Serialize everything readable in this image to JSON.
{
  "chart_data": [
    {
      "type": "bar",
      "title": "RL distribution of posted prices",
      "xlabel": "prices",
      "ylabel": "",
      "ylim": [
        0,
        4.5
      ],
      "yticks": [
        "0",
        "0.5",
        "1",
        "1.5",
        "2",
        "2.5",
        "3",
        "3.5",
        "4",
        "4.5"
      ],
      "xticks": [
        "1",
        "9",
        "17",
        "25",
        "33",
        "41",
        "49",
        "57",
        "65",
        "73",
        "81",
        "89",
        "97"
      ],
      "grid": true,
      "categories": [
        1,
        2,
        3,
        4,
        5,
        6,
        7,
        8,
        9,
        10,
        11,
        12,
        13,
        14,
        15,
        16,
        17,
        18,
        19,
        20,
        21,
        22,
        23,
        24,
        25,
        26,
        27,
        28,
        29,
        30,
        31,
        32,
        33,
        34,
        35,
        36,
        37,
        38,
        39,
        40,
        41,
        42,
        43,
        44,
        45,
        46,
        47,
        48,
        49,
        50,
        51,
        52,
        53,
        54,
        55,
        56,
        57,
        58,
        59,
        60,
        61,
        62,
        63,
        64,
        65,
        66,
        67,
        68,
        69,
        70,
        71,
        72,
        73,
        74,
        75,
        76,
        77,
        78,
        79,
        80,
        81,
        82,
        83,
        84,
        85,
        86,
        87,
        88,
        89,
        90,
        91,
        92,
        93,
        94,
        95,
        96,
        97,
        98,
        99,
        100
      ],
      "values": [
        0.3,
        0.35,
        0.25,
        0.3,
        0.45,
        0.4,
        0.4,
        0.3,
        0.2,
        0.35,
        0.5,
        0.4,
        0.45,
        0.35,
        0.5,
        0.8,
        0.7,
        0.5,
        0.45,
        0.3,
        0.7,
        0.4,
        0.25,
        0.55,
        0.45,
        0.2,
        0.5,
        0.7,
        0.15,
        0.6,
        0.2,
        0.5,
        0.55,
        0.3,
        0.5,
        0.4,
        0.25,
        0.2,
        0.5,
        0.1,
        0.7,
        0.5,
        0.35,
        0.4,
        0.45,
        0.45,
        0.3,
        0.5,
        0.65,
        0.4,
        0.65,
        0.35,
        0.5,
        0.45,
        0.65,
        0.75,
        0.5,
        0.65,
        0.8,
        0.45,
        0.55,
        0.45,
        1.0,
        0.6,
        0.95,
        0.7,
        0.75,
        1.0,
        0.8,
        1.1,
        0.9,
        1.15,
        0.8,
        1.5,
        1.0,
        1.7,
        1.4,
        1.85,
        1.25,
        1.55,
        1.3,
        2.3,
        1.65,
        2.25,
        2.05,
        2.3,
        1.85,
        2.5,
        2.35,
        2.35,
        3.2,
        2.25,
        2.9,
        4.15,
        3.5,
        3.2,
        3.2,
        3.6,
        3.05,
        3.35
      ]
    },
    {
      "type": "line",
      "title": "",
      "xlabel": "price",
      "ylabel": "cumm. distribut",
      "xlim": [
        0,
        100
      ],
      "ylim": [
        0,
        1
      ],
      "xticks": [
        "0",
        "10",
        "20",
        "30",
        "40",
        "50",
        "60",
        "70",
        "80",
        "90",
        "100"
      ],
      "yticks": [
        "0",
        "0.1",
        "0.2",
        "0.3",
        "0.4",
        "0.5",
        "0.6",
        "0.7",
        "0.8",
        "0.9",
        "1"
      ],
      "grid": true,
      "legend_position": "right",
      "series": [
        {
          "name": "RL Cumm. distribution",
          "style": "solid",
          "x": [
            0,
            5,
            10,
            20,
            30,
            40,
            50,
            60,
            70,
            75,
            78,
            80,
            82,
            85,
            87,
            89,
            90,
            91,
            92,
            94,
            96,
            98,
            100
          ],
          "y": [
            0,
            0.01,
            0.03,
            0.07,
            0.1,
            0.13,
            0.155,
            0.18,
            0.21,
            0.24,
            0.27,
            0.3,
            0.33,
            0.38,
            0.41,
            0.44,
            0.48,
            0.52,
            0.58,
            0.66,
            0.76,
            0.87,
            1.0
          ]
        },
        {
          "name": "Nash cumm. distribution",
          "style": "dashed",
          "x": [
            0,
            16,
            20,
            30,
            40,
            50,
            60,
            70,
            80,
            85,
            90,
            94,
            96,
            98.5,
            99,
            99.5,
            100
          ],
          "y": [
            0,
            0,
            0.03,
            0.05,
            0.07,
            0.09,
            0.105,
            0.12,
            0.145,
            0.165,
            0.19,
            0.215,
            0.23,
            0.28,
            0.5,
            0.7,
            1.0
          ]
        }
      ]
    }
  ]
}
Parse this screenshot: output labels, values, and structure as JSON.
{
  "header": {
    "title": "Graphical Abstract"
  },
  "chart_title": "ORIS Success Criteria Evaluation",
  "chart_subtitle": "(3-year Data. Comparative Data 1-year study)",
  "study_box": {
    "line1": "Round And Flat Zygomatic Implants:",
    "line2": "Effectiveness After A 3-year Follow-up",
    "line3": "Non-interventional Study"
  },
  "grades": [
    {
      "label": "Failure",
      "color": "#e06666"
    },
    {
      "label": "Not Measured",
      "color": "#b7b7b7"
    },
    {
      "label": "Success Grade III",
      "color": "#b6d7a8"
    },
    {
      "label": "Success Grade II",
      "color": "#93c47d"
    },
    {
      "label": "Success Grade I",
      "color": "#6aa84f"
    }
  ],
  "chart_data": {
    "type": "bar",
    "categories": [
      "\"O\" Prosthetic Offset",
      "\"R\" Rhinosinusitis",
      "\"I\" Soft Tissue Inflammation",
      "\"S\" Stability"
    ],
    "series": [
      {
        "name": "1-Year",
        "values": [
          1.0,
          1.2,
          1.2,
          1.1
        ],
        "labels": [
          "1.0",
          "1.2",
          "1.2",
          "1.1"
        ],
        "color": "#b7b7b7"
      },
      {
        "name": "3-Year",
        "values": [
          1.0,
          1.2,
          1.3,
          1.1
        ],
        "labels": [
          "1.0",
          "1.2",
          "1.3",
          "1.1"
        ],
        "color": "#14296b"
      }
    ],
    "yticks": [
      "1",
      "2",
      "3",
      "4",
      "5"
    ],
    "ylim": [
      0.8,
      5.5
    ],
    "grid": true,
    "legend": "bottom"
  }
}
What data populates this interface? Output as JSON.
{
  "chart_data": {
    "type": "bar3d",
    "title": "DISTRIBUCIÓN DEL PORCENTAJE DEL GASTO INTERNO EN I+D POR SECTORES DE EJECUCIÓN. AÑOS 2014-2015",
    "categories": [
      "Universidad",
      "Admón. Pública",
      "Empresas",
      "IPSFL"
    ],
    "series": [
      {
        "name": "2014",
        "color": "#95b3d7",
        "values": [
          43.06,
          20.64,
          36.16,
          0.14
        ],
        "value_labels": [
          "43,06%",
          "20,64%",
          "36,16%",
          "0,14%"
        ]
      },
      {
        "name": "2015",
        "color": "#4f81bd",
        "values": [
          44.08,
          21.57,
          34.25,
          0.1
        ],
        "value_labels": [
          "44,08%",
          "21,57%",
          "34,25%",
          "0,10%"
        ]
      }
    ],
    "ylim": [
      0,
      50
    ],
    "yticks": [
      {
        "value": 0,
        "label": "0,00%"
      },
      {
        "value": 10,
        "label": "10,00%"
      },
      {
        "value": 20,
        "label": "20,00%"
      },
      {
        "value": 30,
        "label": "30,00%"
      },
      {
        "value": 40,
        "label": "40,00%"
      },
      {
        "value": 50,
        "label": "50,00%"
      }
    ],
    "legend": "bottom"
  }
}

+++

**Problem:** Quote each line of the listing above exactly.

**Final answer:**
Serialize everything readable in this image to JSON.
{
  "chart_data": [
    {
      "type": "bar",
      "title": "RL distribution of posted prices",
      "xlabel": "prices",
      "ylabel": "",
      "ylim": [
        0,
        4.5
      ],
      "yticks": [
        "0",
        "0.5",
        "1",
        "1.5",
        "2",
        "2.5",
        "3",
        "3.5",
        "4",
        "4.5"
      ],
      "xticks": [
        "1",
        "9",
        "17",
        "25",
        "33",
        "41",
        "49",
        "57",
        "65",
        "73",
        "81",
        "89",
        "97"
      ],
      "grid": true,
      "categories": [
        1,
        2,
        3,
        4,
        5,
        6,
        7,
        8,
        9,
        10,
        11,
        12,
        13,
        14,
        15,
        16,
        17,
        18,
        19,
        20,
        21,
        22,
        23,
        24,
        25,
        26,
        27,
        28,
        29,
        30,
        31,
        32,
        33,
        34,
        35,
        36,
        37,
        38,
        39,
        40,
        41,
        42,
        43,
        44,
        45,
        46,
        47,
        48,
        49,
        50,
        51,
        52,
        53,
        54,
        55,
        56,
        57,
        58,
        59,
        60,
        61,
        62,
        63,
        64,
        65,
        66,
        67,
        68,
        69,
        70,
        71,
        72,
        73,
        74,
        75,
        76,
        77,
        78,
        79,
        80,
        81,
        82,
        83,
        84,
        85,
        86,
        87,
        88,
        89,
        90,
        91,
        92,
        93,
        94,
        95,
        96,
        97,
        98,
        99,
        100
      ],
      "values": [
        0.3,
        0.35,
        0.25,
        0.3,
        0.45,
        0.4,
        0.4,
        0.3,
        0.2,
        0.35,
        0.5,
        0.4,
        0.45,
        0.35,
        0.5,
        0.8,
        0.7,
        0.5,
        0.45,
        0.3,
        0.7,
        0.4,
        0.25,
        0.55,
        0.45,
        0.2,
        0.5,
        0.7,
        0.15,
        0.6,
        0.2,
        0.5,
        0.55,
        0.3,
        0.5,
        0.4,
        0.25,
        0.2,
        0.5,
        0.1,
        0.7,
        0.5,
        0.35,
        0.4,
        0.45,
        0.45,
        0.3,
        0.5,
        0.65,
        0.4,
        0.65,
        0.35,
        0.5,
        0.45,
        0.65,
        0.75,
        0.5,
        0.65,
        0.8,
        0.45,
        0.55,
        0.45,
        1.0,
        0.6,
        0.95,
        0.7,
        0.75,
        1.0,
        0.8,
        1.1,
        0.9,
        1.15,
        0.8,
        1.5,
        1.0,
        1.7,
        1.4,
        1.85,
        1.25,
        1.55,
        1.3,
        2.3,
        1.65,
        2.25,
        2.05,
        2.3,
        1.85,
        2.5,
        2.35,
        2.35,
        3.2,
        2.25,
        2.9,
        4.15,
        3.5,
        3.2,
        3.2,
        3.6,
        3.05,
        3.35
      ]
    },
    {
      "type": "line",
      "title": "",
      "xlabel": "price",
      "ylabel": "cumm. distribut",
      "xlim": [
        0,
        100
      ],
      "ylim": [
        0,
        1
      ],
      "xticks": [
        "0",
        "10",
        "20",
        "30",
        "40",
        "50",
        "60",
        "70",
        "80",
        "90",
        "100"
      ],
      "yticks": [
        "0",
        "0.1",
        "0.2",
        "0.3",
        "0.4",
        "0.5",
        "0.6",
        "0.7",
        "0.8",
        "0.9",
        "1"
      ],
      "grid": true,
      "legend_position": "right",
      "series": [
        {
          "name": "RL Cumm. distribution",
          "style": "solid",
          "x": [
            0,
            5,
            10,
            20,
            30,
            40,
            50,
            60,
            70,
            75,
            78,
            80,
            82,
            85,
            87,
            89,
            90,
            91,
            92,
            94,
            96,
            98,
            100
          ],
          "y": [
            0,
            0.01,
            0.03,
            0.07,
            0.1,
            0.13,
            0.155,
            0.18,
            0.21,
            0.24,
            0.27,
            0.3,
            0.33,
            0.38,
            0.41,
            0.44,
            0.48,
            0.52,
            0.58,
            0.66,
            0.76,
            0.87,
            1.0
          ]
        },
        {
          "name": "Nash cumm. distribution",
          "style": "dashed",
          "x": [
            0,
            16,
            20,
            30,
            40,
            50,
            60,
            70,
            80,
            85,
            90,
            94,
            96,
            98.5,
            99,
            99.5,
            100
          ],
          "y": [
            0,
            0,
            0.03,
            0.05,
            0.07,
            0.09,
            0.105,
            0.12,
            0.145,
            0.165,
            0.19,
            0.215,
            0.23,
            0.28,
            0.5,
            0.7,
            1.0
          ]
        }
      ]
    }
  ]
}
Parse this screenshot: output labels, values, and structure as JSON.
{
  "header": {
    "title": "Graphical Abstract"
  },
  "chart_title": "ORIS Success Criteria Evaluation",
  "chart_subtitle": "(3-year Data. Comparative Data 1-year study)",
  "study_box": {
    "line1": "Round And Flat Zygomatic Implants:",
    "line2": "Effectiveness After A 3-year Follow-up",
    "line3": "Non-interventional Study"
  },
  "grades": [
    {
      "label": "Failure",
      "color": "#e06666"
    },
    {
      "label": "Not Measured",
      "color": "#b7b7b7"
    },
    {
      "label": "Success Grade III",
      "color": "#b6d7a8"
    },
    {
      "label": "Success Grade II",
      "color": "#93c47d"
    },
    {
      "label": "Success Grade I",
      "color": "#6aa84f"
    }
  ],
  "chart_data": {
    "type": "bar",
    "categories": [
      "\"O\" Prosthetic Offset",
      "\"R\" Rhinosinusitis",
      "\"I\" Soft Tissue Inflammation",
      "\"S\" Stability"
    ],
    "series": [
      {
        "name": "1-Year",
        "values": [
          1.0,
          1.2,
          1.2,
          1.1
        ],
        "labels": [
          "1.0",
          "1.2",
          "1.2",
          "1.1"
        ],
        "color": "#b7b7b7"
      },
      {
        "name": "3-Year",
        "values": [
          1.0,
          1.2,
          1.3,
          1.1
        ],
        "labels": [
          "1.0",
          "1.2",
          "1.3",
          "1.1"
        ],
        "color": "#14296b"
      }
    ],
    "yticks": [
      "1",
      "2",
      "3",
      "4",
      "5"
    ],
    "ylim": [
      0.8,
      5.5
    ],
    "grid": true,
    "legend": "bottom"
  }
}
What data populates this interface? Output as JSON.
{
  "chart_data": {
    "type": "bar3d",
    "title": "DISTRIBUCIÓN DEL PORCENTAJE DEL GASTO INTERNO EN I+D POR SECTORES DE EJECUCIÓN. AÑOS 2014-2015",
    "categories": [
      "Universidad",
      "Admón. Pública",
      "Empresas",
      "IPSFL"
    ],
    "series": [
      {
        "name": "2014",
        "color": "#95b3d7",
        "values": [
          43.06,
          20.64,
          36.16,
          0.14
        ],
        "value_labels": [
          "43,06%",
          "20,64%",
          "36,16%",
          "0,14%"
        ]
      },
      {
        "name": "2015",
        "color": "#4f81bd",
        "values": [
          44.08,
          21.57,
          34.25,
          0.1
        ],
        "value_labels": [
          "44,08%",
          "21,57%",
          "34,25%",
          "0,10%"
        ]
      }
    ],
    "ylim": [
      0,
      50
    ],
    "yticks": [
      {
        "value": 0,
        "label": "0,00%"
      },
      {
        "value": 10,
        "label": "10,00%"
      },
      {
        "value": 20,
        "label": "20,00%"
      },
      {
        "value": 30,
        "label": "30,00%"
      },
      {
        "value": 40,
        "label": "40,00%"
      },
      {
        "value": 50,
        "label": "50,00%"
      }
    ],
    "legend": "bottom"
  }
}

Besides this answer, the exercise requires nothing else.